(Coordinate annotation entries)
####################

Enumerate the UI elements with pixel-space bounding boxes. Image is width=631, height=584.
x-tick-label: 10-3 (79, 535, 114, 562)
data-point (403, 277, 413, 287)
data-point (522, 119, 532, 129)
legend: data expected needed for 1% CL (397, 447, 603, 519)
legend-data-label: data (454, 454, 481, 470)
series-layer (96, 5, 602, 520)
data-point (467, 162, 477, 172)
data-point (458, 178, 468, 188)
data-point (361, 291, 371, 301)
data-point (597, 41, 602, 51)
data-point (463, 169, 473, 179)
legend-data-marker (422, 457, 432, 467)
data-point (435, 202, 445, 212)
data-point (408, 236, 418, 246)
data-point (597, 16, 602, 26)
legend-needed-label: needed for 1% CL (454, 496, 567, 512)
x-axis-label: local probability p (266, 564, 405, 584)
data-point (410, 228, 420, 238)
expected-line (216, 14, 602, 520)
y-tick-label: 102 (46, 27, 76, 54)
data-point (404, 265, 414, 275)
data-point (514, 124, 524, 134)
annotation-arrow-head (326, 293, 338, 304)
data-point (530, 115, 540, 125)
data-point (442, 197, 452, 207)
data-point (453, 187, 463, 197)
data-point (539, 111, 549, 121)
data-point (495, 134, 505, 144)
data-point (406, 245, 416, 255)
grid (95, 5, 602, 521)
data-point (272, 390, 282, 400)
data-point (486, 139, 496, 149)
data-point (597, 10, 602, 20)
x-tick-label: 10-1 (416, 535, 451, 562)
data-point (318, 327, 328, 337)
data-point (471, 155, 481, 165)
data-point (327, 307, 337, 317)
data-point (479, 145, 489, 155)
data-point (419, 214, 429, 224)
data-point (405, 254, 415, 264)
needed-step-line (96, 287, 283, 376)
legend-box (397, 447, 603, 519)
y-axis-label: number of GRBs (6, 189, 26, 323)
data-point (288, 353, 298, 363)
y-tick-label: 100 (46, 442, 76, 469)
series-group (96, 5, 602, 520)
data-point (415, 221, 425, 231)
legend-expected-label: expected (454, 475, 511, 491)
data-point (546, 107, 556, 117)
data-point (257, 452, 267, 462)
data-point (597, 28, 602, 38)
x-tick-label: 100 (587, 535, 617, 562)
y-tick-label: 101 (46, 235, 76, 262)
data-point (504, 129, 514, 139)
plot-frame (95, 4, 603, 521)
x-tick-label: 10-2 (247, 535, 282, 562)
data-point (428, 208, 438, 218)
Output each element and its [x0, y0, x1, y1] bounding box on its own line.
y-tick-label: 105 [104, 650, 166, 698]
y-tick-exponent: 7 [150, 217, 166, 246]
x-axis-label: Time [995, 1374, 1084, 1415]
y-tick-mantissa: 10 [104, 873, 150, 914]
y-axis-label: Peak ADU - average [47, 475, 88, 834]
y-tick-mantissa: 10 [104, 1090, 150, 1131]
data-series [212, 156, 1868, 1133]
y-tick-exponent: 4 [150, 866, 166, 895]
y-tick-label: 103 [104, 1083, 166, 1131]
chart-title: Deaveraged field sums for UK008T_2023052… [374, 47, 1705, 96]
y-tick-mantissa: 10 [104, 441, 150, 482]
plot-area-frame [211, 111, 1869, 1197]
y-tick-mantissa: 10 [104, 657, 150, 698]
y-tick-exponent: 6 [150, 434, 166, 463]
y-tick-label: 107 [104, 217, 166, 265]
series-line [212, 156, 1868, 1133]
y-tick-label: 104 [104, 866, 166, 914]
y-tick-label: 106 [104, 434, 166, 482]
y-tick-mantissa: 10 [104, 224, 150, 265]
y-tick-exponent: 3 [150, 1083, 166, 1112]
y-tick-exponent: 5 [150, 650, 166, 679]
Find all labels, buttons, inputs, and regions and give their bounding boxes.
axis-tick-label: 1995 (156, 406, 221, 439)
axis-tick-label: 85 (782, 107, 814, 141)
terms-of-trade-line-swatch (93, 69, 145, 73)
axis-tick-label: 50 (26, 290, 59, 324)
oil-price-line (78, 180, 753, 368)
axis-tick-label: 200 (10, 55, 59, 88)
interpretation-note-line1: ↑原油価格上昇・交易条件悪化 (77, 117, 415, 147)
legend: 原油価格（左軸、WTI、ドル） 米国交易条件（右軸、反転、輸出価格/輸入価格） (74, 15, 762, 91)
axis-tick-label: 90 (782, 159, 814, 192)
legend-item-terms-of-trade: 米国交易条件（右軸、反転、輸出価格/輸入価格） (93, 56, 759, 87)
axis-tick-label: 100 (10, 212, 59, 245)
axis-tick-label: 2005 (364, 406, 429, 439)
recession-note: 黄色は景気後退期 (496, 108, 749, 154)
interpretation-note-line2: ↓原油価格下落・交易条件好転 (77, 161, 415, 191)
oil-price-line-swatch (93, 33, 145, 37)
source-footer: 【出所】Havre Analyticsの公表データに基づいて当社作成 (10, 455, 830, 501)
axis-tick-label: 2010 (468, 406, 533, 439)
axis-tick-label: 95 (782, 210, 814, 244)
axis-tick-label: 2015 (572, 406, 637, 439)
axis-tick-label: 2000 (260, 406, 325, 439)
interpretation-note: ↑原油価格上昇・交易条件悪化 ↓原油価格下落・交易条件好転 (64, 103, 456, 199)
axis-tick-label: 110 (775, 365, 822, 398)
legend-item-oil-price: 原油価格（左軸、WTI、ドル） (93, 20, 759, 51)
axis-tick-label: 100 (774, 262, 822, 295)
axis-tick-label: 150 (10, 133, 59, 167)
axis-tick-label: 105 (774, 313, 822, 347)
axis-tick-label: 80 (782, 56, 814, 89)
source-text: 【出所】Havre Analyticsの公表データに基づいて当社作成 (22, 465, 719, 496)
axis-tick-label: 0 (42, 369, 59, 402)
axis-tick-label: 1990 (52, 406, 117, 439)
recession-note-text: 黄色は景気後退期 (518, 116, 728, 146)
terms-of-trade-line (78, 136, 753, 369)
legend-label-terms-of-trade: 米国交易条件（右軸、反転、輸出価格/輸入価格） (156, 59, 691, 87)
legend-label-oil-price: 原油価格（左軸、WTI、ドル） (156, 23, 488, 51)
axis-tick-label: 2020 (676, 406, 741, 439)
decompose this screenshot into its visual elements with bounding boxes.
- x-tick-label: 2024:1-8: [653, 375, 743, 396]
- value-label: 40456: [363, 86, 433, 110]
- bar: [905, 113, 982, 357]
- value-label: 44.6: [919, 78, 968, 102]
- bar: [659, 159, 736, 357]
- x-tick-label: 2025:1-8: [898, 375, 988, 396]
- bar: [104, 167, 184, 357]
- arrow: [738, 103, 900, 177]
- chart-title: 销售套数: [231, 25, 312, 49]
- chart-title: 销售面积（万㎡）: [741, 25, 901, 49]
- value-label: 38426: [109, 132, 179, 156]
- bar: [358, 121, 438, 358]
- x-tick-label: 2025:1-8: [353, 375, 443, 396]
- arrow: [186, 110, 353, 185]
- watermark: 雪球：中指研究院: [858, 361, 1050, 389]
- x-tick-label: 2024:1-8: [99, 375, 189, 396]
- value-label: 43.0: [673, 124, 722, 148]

####################

_WHAT THE EXERCISE ASKS_
Reproduce every line of all the entries above word for word, with no changes.

_SOLUTION FOR THIS PROBLEM_
Enumerate the UI elements with pixel-space bounding boxes. Image is width=631, height=584.
x-tick-label: 10-3 (79, 535, 114, 562)
data-point (403, 277, 413, 287)
data-point (522, 119, 532, 129)
legend: data expected needed for 1% CL (397, 447, 603, 519)
legend-data-label: data (454, 454, 481, 470)
series-layer (96, 5, 602, 520)
data-point (467, 162, 477, 172)
data-point (458, 178, 468, 188)
data-point (361, 291, 371, 301)
data-point (597, 41, 602, 51)
data-point (463, 169, 473, 179)
legend-data-marker (422, 457, 432, 467)
data-point (435, 202, 445, 212)
data-point (408, 236, 418, 246)
data-point (597, 16, 602, 26)
legend-needed-label: needed for 1% CL (454, 496, 567, 512)
x-axis-label: local probability p (266, 564, 405, 584)
data-point (410, 228, 420, 238)
expected-line (216, 14, 602, 520)
y-tick-label: 102 (46, 27, 76, 54)
data-point (404, 265, 414, 275)
data-point (514, 124, 524, 134)
annotation-arrow-head (326, 293, 338, 304)
data-point (530, 115, 540, 125)
data-point (442, 197, 452, 207)
data-point (453, 187, 463, 197)
data-point (539, 111, 549, 121)
data-point (495, 134, 505, 144)
data-point (406, 245, 416, 255)
grid (95, 5, 602, 521)
data-point (272, 390, 282, 400)
data-point (486, 139, 496, 149)
data-point (597, 10, 602, 20)
x-tick-label: 10-1 (416, 535, 451, 562)
data-point (318, 327, 328, 337)
data-point (471, 155, 481, 165)
data-point (327, 307, 337, 317)
data-point (479, 145, 489, 155)
data-point (419, 214, 429, 224)
data-point (405, 254, 415, 264)
needed-step-line (96, 287, 283, 376)
legend-box (397, 447, 603, 519)
y-axis-label: number of GRBs (6, 189, 26, 323)
data-point (288, 353, 298, 363)
y-tick-label: 100 (46, 442, 76, 469)
series-group (96, 5, 602, 520)
data-point (415, 221, 425, 231)
legend-expected-label: expected (454, 475, 511, 491)
data-point (546, 107, 556, 117)
data-point (257, 452, 267, 462)
data-point (597, 28, 602, 38)
x-tick-label: 100 (587, 535, 617, 562)
y-tick-label: 101 (46, 235, 76, 262)
data-point (504, 129, 514, 139)
plot-frame (95, 4, 603, 521)
x-tick-label: 10-2 (247, 535, 282, 562)
data-point (428, 208, 438, 218)
Output each element and its [x0, y0, x1, y1] bounding box on its own line.
y-tick-label: 105 [104, 650, 166, 698]
y-tick-exponent: 7 [150, 217, 166, 246]
x-axis-label: Time [995, 1374, 1084, 1415]
y-tick-mantissa: 10 [104, 873, 150, 914]
y-axis-label: Peak ADU - average [47, 475, 88, 834]
y-tick-mantissa: 10 [104, 1090, 150, 1131]
data-series [212, 156, 1868, 1133]
y-tick-exponent: 4 [150, 866, 166, 895]
y-tick-label: 103 [104, 1083, 166, 1131]
chart-title: Deaveraged field sums for UK008T_2023052… [374, 47, 1705, 96]
y-tick-mantissa: 10 [104, 441, 150, 482]
plot-area-frame [211, 111, 1869, 1197]
y-tick-mantissa: 10 [104, 657, 150, 698]
y-tick-exponent: 6 [150, 434, 166, 463]
y-tick-label: 107 [104, 217, 166, 265]
series-line [212, 156, 1868, 1133]
y-tick-label: 104 [104, 866, 166, 914]
y-tick-label: 106 [104, 434, 166, 482]
y-tick-mantissa: 10 [104, 224, 150, 265]
y-tick-exponent: 3 [150, 1083, 166, 1112]
y-tick-exponent: 5 [150, 650, 166, 679]
Find all labels, buttons, inputs, and regions and give their bounding boxes.
axis-tick-label: 1995 (156, 406, 221, 439)
axis-tick-label: 85 (782, 107, 814, 141)
terms-of-trade-line-swatch (93, 69, 145, 73)
axis-tick-label: 50 (26, 290, 59, 324)
oil-price-line (78, 180, 753, 368)
axis-tick-label: 200 (10, 55, 59, 88)
interpretation-note-line1: ↑原油価格上昇・交易条件悪化 (77, 117, 415, 147)
legend: 原油価格（左軸、WTI、ドル） 米国交易条件（右軸、反転、輸出価格/輸入価格） (74, 15, 762, 91)
axis-tick-label: 90 (782, 159, 814, 192)
legend-item-terms-of-trade: 米国交易条件（右軸、反転、輸出価格/輸入価格） (93, 56, 759, 87)
axis-tick-label: 100 (10, 212, 59, 245)
axis-tick-label: 2005 (364, 406, 429, 439)
recession-note: 黄色は景気後退期 (496, 108, 749, 154)
interpretation-note-line2: ↓原油価格下落・交易条件好転 (77, 161, 415, 191)
oil-price-line-swatch (93, 33, 145, 37)
source-footer: 【出所】Havre Analyticsの公表データに基づいて当社作成 (10, 455, 830, 501)
axis-tick-label: 2010 (468, 406, 533, 439)
axis-tick-label: 95 (782, 210, 814, 244)
axis-tick-label: 2015 (572, 406, 637, 439)
axis-tick-label: 2000 (260, 406, 325, 439)
interpretation-note: ↑原油価格上昇・交易条件悪化 ↓原油価格下落・交易条件好転 (64, 103, 456, 199)
axis-tick-label: 110 (775, 365, 822, 398)
legend-item-oil-price: 原油価格（左軸、WTI、ドル） (93, 20, 759, 51)
axis-tick-label: 100 (774, 262, 822, 295)
axis-tick-label: 150 (10, 133, 59, 167)
axis-tick-label: 105 (774, 313, 822, 347)
axis-tick-label: 80 (782, 56, 814, 89)
source-text: 【出所】Havre Analyticsの公表データに基づいて当社作成 (22, 465, 719, 496)
axis-tick-label: 0 (42, 369, 59, 402)
axis-tick-label: 1990 (52, 406, 117, 439)
recession-note-text: 黄色は景気後退期 (518, 116, 728, 146)
terms-of-trade-line (78, 136, 753, 369)
legend-label-terms-of-trade: 米国交易条件（右軸、反転、輸出価格/輸入価格） (156, 59, 691, 87)
legend-label-oil-price: 原油価格（左軸、WTI、ドル） (156, 23, 488, 51)
axis-tick-label: 2020 (676, 406, 741, 439)
decompose this screenshot into its visual elements with bounding boxes.
- x-tick-label: 2024:1-8: [653, 375, 743, 396]
- value-label: 40456: [363, 86, 433, 110]
- bar: [905, 113, 982, 357]
- value-label: 44.6: [919, 78, 968, 102]
- bar: [659, 159, 736, 357]
- x-tick-label: 2025:1-8: [898, 375, 988, 396]
- bar: [104, 167, 184, 357]
- arrow: [738, 103, 900, 177]
- chart-title: 销售套数: [231, 25, 312, 49]
- chart-title: 销售面积（万㎡）: [741, 25, 901, 49]
- value-label: 38426: [109, 132, 179, 156]
- bar: [358, 121, 438, 358]
- x-tick-label: 2025:1-8: [353, 375, 443, 396]
- arrow: [186, 110, 353, 185]
- watermark: 雪球：中指研究院: [858, 361, 1050, 389]
- x-tick-label: 2024:1-8: [99, 375, 189, 396]
- value-label: 43.0: [673, 124, 722, 148]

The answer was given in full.